- [Exercise]: Count only the lines of the records that hold "screenshot", then give the number without any other words.

- [Supplied entries]:

((

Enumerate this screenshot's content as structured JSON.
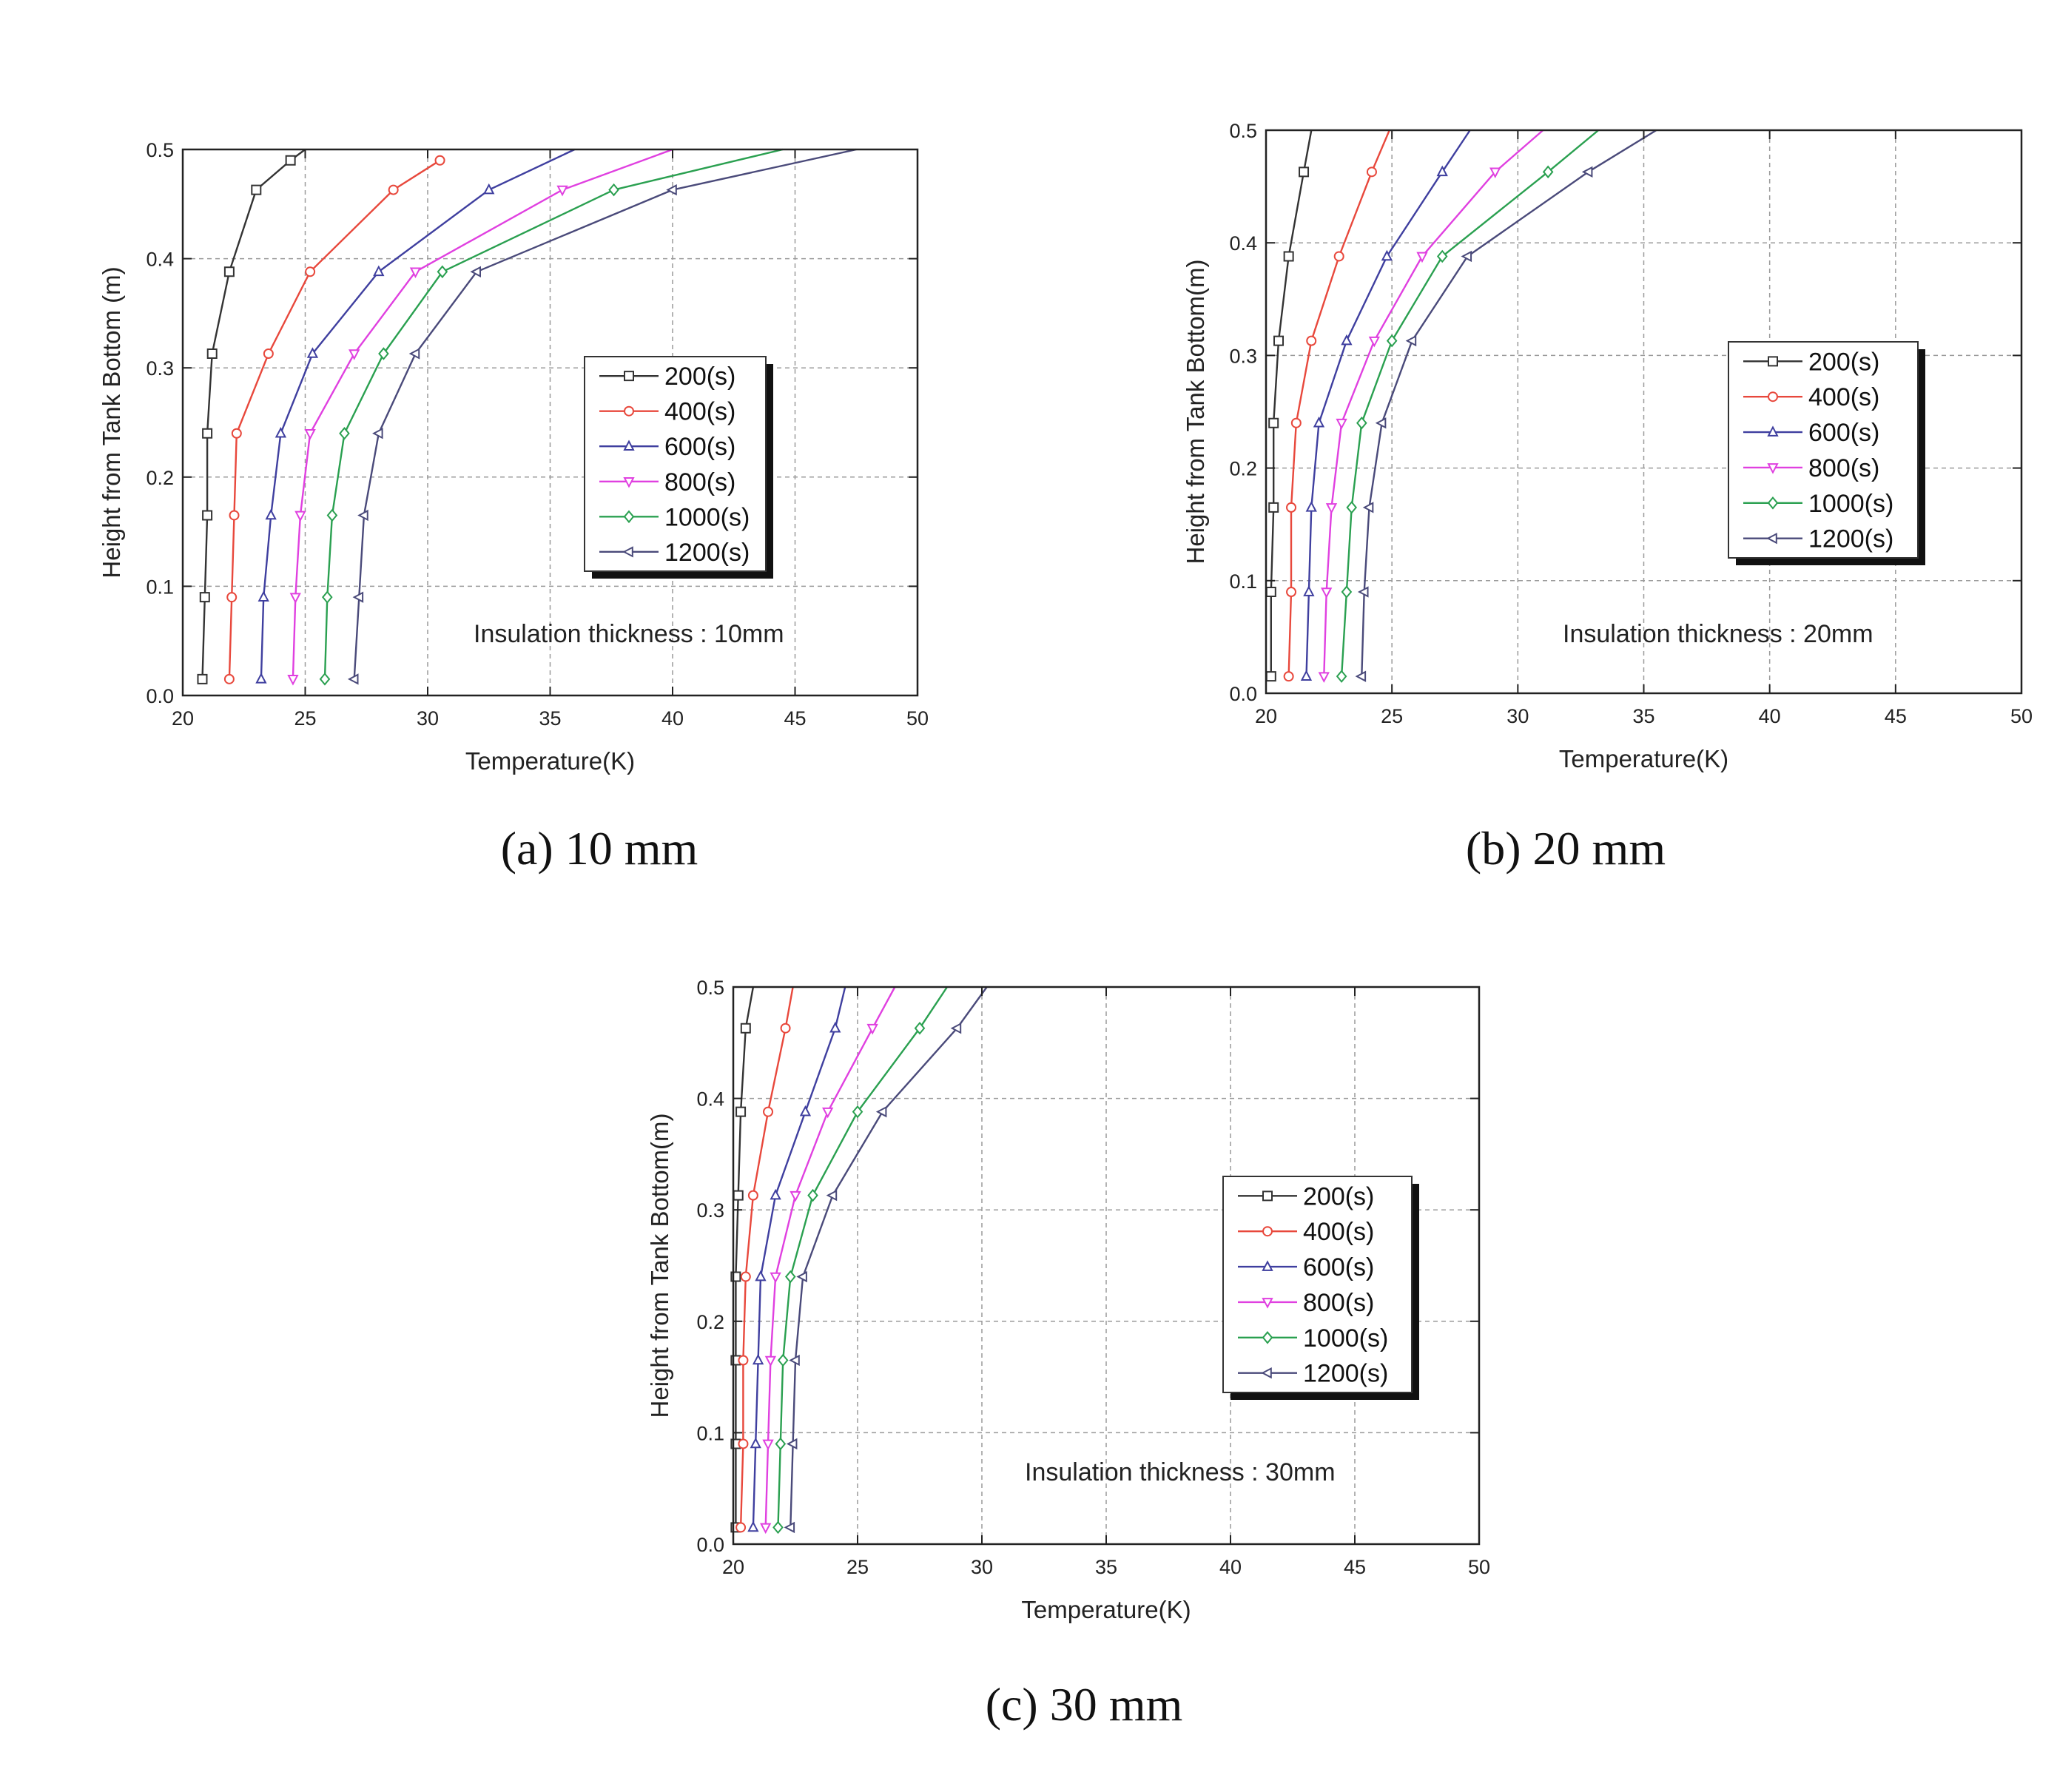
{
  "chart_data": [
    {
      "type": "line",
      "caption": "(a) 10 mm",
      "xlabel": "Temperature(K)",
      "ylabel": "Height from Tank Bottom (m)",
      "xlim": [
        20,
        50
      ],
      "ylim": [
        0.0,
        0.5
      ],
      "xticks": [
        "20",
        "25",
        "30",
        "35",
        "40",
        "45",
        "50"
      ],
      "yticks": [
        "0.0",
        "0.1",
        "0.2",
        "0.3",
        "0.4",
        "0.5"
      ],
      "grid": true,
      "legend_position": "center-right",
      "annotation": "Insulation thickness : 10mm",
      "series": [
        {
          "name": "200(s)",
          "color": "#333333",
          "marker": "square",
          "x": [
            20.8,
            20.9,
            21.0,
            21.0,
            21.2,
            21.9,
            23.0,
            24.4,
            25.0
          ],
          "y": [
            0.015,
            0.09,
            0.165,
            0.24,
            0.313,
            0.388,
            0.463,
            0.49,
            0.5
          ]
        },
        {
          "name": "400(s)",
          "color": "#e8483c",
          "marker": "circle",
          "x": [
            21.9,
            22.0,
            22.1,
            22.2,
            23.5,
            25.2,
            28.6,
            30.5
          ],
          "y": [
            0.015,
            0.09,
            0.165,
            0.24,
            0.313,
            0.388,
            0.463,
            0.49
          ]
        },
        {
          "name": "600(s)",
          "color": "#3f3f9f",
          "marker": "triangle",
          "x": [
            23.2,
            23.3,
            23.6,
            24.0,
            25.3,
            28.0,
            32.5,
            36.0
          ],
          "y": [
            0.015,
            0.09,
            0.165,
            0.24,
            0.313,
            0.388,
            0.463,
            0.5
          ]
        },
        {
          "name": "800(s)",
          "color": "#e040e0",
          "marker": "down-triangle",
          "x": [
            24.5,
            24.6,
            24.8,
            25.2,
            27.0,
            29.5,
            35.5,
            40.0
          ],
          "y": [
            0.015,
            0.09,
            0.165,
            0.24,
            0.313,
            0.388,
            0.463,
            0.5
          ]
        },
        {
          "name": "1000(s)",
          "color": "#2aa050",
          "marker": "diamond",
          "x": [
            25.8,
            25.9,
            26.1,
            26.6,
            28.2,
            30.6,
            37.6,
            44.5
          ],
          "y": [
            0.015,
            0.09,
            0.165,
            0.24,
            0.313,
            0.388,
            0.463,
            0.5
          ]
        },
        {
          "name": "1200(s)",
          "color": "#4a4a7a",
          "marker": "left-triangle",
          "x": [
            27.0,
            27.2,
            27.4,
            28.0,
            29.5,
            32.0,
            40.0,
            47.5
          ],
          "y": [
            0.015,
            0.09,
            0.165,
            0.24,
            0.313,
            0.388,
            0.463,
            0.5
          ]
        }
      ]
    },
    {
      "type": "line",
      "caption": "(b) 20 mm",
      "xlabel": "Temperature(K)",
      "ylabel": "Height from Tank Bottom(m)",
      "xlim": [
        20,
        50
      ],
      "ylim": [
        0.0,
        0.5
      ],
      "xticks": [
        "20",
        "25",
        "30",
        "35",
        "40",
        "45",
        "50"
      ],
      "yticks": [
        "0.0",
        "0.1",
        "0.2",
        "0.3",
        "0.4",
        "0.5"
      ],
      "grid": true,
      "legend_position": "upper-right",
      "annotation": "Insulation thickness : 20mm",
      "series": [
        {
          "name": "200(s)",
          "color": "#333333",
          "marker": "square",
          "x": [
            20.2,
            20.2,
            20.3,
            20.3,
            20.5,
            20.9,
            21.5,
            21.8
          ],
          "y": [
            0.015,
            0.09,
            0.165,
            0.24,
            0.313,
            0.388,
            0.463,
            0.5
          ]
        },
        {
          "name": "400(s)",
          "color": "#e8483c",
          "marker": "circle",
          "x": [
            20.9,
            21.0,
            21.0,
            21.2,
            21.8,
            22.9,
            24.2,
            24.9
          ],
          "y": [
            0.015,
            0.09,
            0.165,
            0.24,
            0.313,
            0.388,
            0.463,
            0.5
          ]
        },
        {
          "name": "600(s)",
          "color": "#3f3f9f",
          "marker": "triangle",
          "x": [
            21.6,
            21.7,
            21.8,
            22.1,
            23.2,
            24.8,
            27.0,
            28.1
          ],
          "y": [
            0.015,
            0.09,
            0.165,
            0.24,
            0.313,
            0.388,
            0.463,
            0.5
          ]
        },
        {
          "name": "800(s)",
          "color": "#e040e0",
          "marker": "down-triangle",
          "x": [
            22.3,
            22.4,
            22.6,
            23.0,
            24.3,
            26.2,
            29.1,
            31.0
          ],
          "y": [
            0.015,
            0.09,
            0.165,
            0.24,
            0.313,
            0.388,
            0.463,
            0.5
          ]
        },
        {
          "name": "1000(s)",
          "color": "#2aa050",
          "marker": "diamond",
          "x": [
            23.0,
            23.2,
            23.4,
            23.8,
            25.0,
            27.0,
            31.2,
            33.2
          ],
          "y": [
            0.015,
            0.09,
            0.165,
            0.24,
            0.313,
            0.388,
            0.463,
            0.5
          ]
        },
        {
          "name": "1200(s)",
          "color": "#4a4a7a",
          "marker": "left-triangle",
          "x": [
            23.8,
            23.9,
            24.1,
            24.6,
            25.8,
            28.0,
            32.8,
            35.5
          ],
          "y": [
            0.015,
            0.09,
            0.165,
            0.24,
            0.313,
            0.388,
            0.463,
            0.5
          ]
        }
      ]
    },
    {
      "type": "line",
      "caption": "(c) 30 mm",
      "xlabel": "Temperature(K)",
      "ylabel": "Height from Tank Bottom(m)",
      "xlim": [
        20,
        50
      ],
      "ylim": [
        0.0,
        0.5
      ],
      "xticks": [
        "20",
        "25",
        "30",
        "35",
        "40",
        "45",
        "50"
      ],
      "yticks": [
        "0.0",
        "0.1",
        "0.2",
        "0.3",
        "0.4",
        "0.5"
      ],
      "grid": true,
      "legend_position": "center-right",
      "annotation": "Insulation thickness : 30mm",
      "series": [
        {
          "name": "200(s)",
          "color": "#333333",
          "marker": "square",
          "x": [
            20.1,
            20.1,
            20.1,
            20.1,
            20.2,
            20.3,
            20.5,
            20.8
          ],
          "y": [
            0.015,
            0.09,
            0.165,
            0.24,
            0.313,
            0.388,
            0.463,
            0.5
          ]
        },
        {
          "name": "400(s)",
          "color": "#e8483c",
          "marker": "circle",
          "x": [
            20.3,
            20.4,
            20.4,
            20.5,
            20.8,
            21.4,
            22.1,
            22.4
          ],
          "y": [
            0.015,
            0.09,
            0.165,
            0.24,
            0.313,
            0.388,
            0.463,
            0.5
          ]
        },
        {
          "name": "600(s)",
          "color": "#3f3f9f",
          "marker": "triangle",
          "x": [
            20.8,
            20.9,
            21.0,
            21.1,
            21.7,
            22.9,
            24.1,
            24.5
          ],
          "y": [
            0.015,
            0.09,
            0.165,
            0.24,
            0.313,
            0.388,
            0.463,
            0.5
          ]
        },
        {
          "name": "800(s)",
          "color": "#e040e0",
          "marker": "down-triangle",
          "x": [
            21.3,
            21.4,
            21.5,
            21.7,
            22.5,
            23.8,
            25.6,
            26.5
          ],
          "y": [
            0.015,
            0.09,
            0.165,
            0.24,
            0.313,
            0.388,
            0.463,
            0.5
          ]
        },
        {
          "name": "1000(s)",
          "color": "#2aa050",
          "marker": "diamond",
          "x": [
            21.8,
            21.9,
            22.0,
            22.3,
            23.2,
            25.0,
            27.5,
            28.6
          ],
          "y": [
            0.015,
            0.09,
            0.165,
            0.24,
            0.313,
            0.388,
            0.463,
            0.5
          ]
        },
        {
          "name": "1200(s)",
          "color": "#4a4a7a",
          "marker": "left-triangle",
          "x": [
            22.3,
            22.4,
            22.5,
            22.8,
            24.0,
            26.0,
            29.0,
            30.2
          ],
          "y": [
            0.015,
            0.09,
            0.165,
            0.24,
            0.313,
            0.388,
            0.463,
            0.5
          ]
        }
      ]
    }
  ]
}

))
((

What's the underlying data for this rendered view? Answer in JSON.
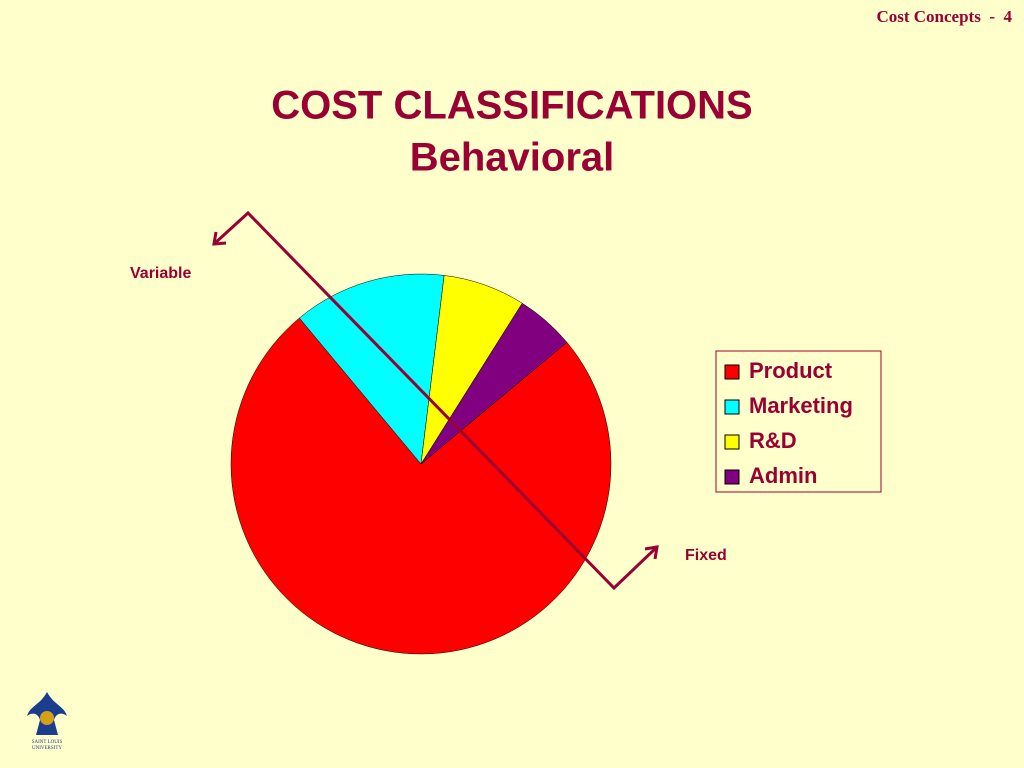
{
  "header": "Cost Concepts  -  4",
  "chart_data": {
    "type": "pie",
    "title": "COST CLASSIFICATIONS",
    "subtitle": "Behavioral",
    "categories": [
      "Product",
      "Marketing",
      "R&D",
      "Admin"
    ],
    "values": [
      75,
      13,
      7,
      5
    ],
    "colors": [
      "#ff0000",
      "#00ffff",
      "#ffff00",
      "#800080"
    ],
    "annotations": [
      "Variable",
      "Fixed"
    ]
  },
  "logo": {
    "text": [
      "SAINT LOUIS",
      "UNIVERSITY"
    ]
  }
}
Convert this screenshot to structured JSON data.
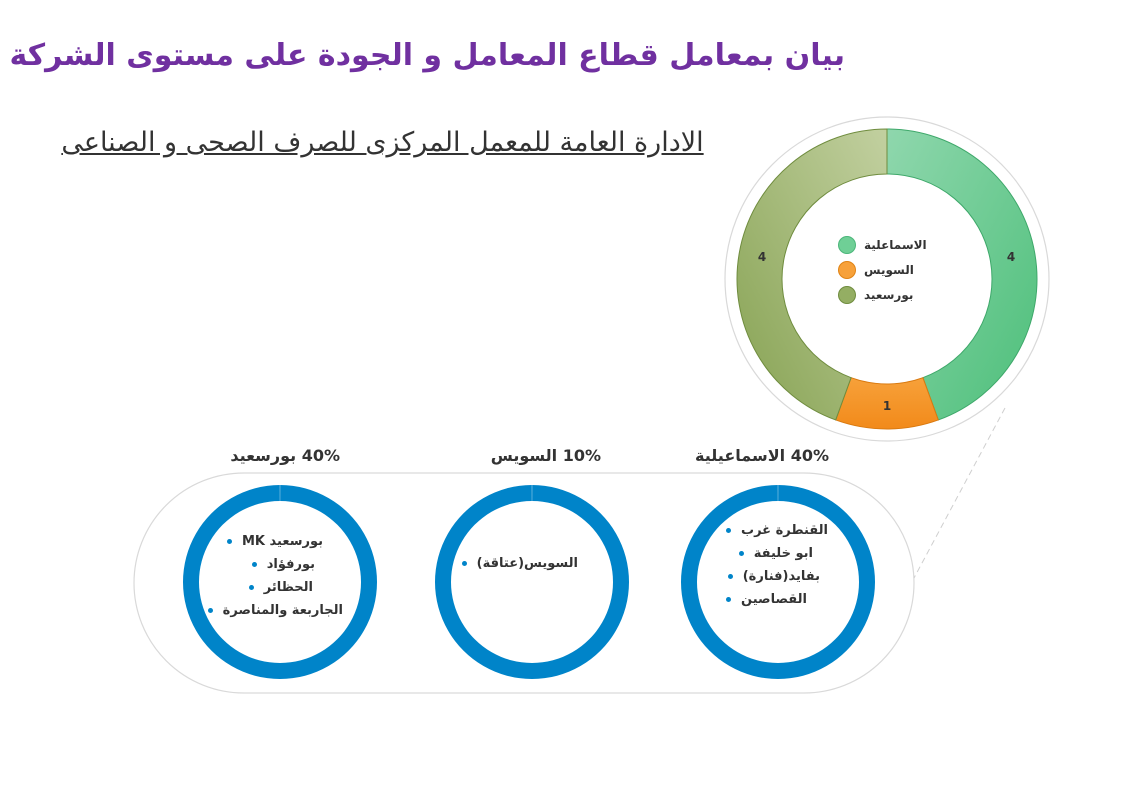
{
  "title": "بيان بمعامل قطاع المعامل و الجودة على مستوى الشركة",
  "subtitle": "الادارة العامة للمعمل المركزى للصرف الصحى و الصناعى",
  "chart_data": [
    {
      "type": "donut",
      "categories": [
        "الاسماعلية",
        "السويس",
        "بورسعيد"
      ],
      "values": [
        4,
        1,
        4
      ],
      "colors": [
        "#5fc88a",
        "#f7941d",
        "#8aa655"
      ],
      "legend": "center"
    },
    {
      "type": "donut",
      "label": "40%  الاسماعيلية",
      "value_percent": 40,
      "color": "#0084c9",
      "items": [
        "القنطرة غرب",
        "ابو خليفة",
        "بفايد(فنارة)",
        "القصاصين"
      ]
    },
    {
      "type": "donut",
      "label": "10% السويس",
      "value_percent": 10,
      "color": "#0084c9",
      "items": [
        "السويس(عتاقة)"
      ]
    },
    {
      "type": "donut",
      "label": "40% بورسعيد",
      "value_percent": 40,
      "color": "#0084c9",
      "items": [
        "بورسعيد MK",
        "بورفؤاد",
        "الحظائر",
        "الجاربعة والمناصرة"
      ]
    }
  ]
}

))

- [Reply]: 2